| WORK TO DO |
Lines containing the word "khir" are to be located and copied.

| EXERCISE INPUTS |
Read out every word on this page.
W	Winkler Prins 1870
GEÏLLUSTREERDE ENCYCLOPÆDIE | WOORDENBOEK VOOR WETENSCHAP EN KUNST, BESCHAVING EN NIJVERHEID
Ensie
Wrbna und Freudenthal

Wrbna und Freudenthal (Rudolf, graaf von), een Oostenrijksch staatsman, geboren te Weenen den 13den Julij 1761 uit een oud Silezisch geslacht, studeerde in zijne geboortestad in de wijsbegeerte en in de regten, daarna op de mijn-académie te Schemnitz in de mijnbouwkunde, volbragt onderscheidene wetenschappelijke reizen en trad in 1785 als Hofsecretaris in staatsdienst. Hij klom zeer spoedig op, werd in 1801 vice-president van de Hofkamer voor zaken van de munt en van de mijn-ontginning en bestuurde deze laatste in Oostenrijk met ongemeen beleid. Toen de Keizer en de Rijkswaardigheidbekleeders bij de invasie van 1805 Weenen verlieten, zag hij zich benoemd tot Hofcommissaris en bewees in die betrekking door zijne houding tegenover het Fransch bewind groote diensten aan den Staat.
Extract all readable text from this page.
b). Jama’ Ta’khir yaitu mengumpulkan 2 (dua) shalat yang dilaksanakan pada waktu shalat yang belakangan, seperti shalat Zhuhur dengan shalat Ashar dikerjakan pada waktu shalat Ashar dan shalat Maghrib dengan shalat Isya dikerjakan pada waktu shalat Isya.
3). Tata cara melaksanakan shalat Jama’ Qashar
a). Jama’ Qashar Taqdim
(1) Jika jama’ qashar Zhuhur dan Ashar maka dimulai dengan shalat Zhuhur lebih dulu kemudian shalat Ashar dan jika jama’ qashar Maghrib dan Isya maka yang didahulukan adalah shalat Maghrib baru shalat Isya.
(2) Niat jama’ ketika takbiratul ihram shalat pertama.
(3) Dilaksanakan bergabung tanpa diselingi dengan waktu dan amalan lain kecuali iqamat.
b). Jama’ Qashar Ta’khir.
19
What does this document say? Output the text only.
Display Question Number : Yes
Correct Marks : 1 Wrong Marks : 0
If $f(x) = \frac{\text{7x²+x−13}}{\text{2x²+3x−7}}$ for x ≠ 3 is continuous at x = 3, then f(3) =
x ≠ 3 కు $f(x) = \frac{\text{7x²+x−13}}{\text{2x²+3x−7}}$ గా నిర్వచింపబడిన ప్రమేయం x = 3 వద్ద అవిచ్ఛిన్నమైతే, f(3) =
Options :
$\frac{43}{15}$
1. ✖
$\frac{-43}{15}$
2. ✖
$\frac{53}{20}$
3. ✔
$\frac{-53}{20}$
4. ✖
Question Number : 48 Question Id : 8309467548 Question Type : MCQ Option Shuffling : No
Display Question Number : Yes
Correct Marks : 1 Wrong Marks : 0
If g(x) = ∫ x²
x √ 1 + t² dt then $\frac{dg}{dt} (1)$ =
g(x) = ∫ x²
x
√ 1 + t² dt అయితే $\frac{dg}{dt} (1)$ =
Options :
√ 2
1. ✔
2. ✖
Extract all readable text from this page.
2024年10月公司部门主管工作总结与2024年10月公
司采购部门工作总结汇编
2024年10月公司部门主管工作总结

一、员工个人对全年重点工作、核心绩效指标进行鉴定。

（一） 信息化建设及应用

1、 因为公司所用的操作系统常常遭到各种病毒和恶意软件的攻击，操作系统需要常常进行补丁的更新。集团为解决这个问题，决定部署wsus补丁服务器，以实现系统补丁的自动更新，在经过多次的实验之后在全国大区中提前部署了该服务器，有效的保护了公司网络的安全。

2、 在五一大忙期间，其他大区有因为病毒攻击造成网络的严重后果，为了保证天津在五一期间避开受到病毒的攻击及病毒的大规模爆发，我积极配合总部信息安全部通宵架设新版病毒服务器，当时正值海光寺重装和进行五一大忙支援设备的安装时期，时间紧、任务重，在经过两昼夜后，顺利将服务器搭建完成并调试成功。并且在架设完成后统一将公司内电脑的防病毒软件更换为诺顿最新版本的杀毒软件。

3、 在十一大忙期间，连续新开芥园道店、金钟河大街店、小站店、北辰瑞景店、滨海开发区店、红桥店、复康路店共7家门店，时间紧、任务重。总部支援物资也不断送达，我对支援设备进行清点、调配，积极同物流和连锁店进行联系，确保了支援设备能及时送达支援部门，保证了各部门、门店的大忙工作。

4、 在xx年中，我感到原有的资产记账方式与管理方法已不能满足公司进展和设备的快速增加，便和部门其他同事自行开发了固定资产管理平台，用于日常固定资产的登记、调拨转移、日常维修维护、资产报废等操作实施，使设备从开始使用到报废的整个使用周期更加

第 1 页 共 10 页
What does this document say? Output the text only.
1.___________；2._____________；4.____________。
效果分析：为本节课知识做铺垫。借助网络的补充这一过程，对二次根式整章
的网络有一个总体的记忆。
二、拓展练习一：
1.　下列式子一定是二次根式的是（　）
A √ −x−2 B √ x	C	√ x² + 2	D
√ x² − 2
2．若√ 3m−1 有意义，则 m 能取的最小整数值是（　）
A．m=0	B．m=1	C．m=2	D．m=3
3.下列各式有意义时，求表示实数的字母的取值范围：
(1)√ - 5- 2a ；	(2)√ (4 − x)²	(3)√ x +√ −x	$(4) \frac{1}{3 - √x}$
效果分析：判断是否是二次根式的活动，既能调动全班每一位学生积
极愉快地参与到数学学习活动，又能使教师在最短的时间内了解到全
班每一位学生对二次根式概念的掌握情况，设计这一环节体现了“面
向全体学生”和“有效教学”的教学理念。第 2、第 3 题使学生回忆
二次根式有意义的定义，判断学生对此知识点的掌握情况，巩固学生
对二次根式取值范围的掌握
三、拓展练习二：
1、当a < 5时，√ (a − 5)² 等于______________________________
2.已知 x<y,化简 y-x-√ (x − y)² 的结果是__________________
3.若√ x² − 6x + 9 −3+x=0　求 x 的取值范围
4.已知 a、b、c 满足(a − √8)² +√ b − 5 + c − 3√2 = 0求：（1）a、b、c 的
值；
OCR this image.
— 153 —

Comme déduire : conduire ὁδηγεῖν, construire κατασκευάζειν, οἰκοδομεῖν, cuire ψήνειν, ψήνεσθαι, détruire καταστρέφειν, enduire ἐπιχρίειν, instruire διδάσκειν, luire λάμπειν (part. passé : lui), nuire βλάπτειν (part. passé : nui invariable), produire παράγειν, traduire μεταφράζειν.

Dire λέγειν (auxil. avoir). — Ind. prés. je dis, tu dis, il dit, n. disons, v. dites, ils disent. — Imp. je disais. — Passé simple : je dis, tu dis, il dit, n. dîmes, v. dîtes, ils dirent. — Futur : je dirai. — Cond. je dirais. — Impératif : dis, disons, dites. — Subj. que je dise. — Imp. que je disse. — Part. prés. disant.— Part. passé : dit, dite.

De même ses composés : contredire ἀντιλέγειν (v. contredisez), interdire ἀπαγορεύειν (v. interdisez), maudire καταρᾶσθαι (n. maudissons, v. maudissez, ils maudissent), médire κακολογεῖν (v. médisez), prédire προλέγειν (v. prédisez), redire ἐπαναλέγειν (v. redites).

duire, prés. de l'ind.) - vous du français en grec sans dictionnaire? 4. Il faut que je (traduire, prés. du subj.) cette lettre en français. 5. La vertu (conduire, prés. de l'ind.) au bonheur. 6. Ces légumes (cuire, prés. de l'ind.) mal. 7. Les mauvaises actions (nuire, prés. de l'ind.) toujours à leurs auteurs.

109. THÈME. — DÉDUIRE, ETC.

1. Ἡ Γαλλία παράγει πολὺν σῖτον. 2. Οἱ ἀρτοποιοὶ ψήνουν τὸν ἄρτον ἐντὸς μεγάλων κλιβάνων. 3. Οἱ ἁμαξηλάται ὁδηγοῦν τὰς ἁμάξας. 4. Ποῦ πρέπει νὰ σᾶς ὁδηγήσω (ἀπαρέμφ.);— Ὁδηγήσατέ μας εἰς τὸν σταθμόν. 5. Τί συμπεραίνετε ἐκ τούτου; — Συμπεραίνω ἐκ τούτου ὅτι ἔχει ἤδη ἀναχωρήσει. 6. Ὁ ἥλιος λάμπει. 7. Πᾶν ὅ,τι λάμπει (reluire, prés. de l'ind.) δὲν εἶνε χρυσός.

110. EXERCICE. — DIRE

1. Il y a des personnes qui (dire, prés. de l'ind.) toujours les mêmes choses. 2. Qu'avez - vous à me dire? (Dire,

| WRITTEN REPLY |
b). Jama’ Ta’khir yaitu mengumpulkan 2 (dua) shalat yang dilaksanakan pada waktu shalat yang belakangan, seperti shalat Zhuhur dengan shalat Ashar dikerjakan pada waktu shalat Ashar dan shalat Maghrib dengan shalat Isya dikerjakan pada waktu shalat Isya.
b). Jama’ Qashar Ta’khir.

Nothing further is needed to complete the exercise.